(WORK INSTRUCTIONS)
Write the next part of the excerpt on girls playing football, starting after its last sentence.

(TEXT EXCERPT)
Sports can have a positive impact on personal development, but this is only when the sport isn’t being perverted into something it’s not meant to be. When you put a girl on a football field, you are training boys to go against their natural (and good) instincts not to hit girls. Part of growing as a man is to learn how to properly treat women, to protect, respect, honor, and cherish them. Not to beat the crap out of them in sports or anywhere else.
Does this mean women are fragile flowers, weak, and unable to participate in athletics? Does it even mean that girls can’t perform as well as boys in some instances? No and no. The issue isn’t questioning a woman’s ability, but recognizing the need to put girls in healthy environments where they (and boys) can thrive.
Having said this, there is a physical component to consider. The fact is female bones are weaker than boys’ bones, and a girl playing football is at greater risk of getting hurt than a boy. Military studies of women in combat prove this natural disparity. It is because of this natural weakness of women (and their function to bear children) that men instinctively seek to protect them — and I think we all would like more men protecting women than hurting them.

(Bounding box prediction data)
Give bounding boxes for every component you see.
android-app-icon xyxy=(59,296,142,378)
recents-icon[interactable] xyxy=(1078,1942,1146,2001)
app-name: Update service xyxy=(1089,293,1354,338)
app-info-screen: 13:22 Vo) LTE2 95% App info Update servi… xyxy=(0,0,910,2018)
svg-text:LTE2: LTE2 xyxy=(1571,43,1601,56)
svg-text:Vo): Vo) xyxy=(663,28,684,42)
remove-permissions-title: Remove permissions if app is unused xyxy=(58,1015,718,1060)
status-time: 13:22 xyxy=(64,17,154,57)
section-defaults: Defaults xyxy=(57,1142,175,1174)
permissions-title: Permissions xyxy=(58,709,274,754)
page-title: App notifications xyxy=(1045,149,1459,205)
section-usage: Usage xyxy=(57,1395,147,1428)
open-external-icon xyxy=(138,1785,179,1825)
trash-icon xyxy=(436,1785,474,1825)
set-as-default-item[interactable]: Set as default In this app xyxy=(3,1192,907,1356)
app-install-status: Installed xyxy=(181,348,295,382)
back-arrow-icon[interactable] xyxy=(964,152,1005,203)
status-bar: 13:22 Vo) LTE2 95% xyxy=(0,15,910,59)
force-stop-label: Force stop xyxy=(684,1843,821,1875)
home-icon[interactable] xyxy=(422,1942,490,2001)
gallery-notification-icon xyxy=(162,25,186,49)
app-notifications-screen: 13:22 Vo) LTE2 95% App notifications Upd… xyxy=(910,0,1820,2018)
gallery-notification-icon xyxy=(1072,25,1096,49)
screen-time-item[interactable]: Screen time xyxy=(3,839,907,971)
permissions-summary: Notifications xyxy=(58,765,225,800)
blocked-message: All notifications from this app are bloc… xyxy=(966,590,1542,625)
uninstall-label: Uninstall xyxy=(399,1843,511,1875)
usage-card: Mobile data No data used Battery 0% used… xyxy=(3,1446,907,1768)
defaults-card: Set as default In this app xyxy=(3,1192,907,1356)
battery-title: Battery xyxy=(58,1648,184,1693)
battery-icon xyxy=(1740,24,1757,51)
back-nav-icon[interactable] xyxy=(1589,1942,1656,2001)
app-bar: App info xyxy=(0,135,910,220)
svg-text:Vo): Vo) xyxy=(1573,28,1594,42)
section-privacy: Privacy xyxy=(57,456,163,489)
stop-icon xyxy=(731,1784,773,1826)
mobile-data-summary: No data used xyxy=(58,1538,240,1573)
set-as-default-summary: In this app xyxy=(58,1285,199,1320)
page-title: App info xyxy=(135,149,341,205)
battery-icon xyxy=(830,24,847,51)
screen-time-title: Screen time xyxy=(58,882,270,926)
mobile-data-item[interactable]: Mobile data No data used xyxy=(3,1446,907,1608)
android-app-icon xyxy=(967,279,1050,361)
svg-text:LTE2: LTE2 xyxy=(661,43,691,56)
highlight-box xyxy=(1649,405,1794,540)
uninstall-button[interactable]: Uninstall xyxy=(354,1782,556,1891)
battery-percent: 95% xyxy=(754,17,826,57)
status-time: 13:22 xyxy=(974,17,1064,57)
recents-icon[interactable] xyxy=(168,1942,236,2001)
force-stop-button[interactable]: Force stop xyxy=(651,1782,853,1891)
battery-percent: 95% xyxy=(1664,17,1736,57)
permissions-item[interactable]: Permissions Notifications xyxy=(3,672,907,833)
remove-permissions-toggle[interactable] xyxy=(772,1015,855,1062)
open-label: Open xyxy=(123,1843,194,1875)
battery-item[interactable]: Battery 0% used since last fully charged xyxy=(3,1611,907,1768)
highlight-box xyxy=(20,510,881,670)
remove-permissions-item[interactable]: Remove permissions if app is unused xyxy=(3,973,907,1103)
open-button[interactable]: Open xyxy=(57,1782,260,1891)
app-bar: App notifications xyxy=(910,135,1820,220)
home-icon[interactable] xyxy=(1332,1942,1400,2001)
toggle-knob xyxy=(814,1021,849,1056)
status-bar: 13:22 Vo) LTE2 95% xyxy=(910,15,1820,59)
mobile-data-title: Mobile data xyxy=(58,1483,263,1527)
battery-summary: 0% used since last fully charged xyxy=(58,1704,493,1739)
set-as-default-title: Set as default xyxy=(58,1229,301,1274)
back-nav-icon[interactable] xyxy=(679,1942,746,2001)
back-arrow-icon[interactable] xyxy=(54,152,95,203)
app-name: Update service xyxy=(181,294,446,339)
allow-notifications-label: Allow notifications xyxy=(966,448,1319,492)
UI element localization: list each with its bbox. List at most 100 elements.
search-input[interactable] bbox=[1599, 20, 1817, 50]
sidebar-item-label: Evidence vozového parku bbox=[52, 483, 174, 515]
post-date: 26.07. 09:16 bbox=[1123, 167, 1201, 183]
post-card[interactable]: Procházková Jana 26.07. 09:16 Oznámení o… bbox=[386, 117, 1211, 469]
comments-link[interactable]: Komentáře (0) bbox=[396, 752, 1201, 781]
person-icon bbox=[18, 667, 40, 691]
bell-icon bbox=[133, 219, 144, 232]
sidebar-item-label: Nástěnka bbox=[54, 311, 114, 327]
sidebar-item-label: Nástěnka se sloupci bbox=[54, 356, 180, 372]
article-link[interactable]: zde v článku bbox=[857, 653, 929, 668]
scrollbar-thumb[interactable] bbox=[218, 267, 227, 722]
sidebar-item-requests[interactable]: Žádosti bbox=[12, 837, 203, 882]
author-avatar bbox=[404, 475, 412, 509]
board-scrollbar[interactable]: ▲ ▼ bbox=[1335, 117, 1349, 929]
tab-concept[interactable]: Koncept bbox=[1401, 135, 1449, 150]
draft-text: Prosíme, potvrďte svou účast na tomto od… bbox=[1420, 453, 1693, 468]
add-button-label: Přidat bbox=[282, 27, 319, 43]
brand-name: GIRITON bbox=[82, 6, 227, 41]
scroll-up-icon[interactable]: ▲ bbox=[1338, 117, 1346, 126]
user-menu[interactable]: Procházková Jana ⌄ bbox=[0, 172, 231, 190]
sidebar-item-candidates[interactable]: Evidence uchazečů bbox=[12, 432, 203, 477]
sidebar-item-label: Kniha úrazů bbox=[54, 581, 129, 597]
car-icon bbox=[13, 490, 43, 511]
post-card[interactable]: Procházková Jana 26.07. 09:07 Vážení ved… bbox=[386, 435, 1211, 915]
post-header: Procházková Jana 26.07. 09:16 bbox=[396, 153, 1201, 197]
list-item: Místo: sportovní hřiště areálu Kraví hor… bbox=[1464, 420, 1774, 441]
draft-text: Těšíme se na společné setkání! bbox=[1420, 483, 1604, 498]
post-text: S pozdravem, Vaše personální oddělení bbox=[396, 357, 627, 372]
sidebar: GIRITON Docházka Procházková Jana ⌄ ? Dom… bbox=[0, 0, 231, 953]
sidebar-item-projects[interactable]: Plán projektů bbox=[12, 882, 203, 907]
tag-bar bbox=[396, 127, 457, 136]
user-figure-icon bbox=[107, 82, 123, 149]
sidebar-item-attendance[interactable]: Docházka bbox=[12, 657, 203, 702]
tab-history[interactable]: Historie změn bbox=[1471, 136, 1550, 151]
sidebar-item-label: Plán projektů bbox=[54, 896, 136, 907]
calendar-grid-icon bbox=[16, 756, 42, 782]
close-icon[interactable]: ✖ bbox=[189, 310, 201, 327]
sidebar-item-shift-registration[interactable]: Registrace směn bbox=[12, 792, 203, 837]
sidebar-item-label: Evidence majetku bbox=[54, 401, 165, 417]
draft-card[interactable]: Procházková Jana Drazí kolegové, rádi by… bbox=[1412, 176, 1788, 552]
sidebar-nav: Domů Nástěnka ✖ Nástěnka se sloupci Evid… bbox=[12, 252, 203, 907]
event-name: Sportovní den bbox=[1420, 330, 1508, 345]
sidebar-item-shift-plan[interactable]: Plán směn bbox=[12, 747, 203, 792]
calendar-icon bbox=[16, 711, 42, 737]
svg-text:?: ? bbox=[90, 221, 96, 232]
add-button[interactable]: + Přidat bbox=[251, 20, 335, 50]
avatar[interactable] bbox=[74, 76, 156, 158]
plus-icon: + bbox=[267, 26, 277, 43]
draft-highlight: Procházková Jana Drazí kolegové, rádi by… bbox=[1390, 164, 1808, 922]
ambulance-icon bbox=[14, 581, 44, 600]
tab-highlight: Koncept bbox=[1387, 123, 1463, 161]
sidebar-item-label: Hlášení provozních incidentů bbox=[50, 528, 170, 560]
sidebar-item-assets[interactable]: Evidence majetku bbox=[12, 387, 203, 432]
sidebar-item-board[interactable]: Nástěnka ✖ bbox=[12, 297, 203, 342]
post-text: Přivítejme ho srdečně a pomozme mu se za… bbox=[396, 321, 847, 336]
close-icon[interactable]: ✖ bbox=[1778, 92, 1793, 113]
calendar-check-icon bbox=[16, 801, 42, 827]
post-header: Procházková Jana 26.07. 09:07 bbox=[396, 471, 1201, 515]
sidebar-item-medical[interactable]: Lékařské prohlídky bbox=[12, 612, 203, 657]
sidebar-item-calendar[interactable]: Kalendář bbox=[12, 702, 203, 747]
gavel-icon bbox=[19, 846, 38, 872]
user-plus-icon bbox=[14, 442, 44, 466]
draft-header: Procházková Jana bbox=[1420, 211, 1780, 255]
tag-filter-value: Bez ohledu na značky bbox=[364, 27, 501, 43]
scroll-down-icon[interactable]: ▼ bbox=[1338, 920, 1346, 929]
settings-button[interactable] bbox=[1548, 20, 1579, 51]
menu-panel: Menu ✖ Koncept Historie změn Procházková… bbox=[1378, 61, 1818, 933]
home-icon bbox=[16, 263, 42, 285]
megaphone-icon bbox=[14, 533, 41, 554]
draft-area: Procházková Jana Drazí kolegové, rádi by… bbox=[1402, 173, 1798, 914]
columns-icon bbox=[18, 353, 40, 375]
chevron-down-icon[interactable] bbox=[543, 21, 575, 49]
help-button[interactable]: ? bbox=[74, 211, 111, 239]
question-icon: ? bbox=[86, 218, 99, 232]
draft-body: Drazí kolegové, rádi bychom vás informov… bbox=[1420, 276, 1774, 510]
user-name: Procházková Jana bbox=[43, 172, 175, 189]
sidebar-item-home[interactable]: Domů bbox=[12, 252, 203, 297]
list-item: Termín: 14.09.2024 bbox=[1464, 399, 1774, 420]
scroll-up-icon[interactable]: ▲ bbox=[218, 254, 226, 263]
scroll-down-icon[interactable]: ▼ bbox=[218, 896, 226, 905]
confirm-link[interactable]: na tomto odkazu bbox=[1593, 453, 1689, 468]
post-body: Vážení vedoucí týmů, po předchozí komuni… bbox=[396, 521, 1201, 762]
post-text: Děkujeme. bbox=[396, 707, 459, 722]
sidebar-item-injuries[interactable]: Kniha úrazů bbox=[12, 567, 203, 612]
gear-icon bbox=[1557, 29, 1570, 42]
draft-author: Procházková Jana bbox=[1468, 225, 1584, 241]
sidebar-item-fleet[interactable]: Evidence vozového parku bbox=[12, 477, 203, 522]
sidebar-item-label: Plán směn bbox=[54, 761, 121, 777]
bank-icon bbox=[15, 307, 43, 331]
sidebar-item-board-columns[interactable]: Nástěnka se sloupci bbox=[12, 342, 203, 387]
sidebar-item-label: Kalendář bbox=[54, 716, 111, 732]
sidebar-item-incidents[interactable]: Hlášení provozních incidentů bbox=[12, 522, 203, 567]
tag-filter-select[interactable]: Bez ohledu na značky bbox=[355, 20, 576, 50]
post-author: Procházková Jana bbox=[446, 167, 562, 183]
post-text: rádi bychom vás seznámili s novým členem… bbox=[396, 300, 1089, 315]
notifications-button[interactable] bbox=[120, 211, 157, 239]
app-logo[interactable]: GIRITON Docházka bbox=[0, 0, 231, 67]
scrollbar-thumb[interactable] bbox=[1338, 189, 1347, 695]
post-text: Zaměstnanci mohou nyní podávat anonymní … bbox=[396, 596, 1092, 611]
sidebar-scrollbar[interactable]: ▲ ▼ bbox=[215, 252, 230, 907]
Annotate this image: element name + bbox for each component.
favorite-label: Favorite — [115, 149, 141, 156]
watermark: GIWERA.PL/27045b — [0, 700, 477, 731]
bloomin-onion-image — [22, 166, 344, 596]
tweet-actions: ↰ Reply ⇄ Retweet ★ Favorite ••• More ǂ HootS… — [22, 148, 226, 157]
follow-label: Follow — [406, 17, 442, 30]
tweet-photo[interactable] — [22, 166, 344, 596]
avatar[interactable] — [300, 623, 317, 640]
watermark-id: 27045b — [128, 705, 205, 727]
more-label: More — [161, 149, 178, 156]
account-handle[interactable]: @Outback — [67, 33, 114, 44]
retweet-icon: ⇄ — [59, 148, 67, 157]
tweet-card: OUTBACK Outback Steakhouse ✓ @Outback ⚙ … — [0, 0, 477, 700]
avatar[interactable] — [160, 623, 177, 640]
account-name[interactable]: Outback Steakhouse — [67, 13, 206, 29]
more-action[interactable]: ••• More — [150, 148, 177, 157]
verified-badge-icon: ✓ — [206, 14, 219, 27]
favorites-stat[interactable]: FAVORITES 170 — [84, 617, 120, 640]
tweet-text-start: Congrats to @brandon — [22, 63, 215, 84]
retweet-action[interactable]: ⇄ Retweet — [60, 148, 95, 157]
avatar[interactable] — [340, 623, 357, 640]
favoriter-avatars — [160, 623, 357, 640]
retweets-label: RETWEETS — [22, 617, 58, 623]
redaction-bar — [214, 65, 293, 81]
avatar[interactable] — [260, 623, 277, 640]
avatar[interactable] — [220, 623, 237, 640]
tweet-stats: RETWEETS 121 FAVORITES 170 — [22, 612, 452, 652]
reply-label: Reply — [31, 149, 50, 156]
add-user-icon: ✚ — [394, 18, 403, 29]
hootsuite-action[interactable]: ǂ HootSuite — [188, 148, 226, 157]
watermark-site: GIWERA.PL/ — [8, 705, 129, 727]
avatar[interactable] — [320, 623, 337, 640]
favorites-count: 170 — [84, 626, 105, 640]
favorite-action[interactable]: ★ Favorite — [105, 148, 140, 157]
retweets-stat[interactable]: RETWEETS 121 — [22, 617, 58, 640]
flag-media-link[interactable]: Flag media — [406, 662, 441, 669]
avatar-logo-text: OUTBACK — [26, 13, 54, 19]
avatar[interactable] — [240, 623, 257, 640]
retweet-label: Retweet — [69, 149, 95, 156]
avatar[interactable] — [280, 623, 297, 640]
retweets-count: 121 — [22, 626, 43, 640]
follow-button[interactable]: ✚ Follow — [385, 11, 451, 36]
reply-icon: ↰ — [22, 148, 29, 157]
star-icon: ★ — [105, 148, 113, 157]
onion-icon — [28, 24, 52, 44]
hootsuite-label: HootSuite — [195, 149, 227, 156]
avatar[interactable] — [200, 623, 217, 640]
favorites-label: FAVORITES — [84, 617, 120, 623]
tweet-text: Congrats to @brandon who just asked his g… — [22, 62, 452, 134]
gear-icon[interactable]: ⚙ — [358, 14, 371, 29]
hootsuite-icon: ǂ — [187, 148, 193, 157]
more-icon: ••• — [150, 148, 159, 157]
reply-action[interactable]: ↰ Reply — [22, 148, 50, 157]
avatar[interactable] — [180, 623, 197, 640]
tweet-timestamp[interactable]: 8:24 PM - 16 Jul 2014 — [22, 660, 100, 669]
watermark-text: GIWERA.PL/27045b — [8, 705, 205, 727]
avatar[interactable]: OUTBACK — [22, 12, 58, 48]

(REPLY TO THE EXERCISE)
Boys playing football against boys — or any other sport for that matter — is natural and good. We want young men to wrestle, tussle, get a bloody nose once in a while, and learn how to be strong so they can grow up to be the protectors women need them to be. This makes them feel valued and significant. It bolsters their self-esteem and their happiness.
Boys playing football against girls is a corruption. It puts girls at risk, reprograms the basic instincts of both boys and girls, and undermines the relationship between the sexes. We are not gender neutral. Masculinity complements femininity. We are equal in value but not the same.
When you line up a girl opposite a boy, you are doing both a disservice. You are telling the boy that this girl is just as strong as he is and that she can take a beating. You are telling the girl that she can physically stand toe to toe with a man and overcome.
You are teaching the boy that women don’t need men to protect them — or worse that they can be just as aggressive with women as with men. And you are teaching the girl that she doesn’t need a man. That she’s strong all on her own, if not stronger than a man, and that she doesn’t need a damn thing from him.
This rips apart the fabric of our society as men and women no longer complement each other but compete against each other. Instead of benefiting from each other’s strengths and supporting each other in our weaknesses, we are fostering a hyper-individualistic mindset that says, “I don’t need you!”
The fact is, this is a lie. We do need one another. We need men to be strong men who protect women. And we need women who will let them instead of trying to compete with them (and failing as the true differences in strength reveal themselves over time).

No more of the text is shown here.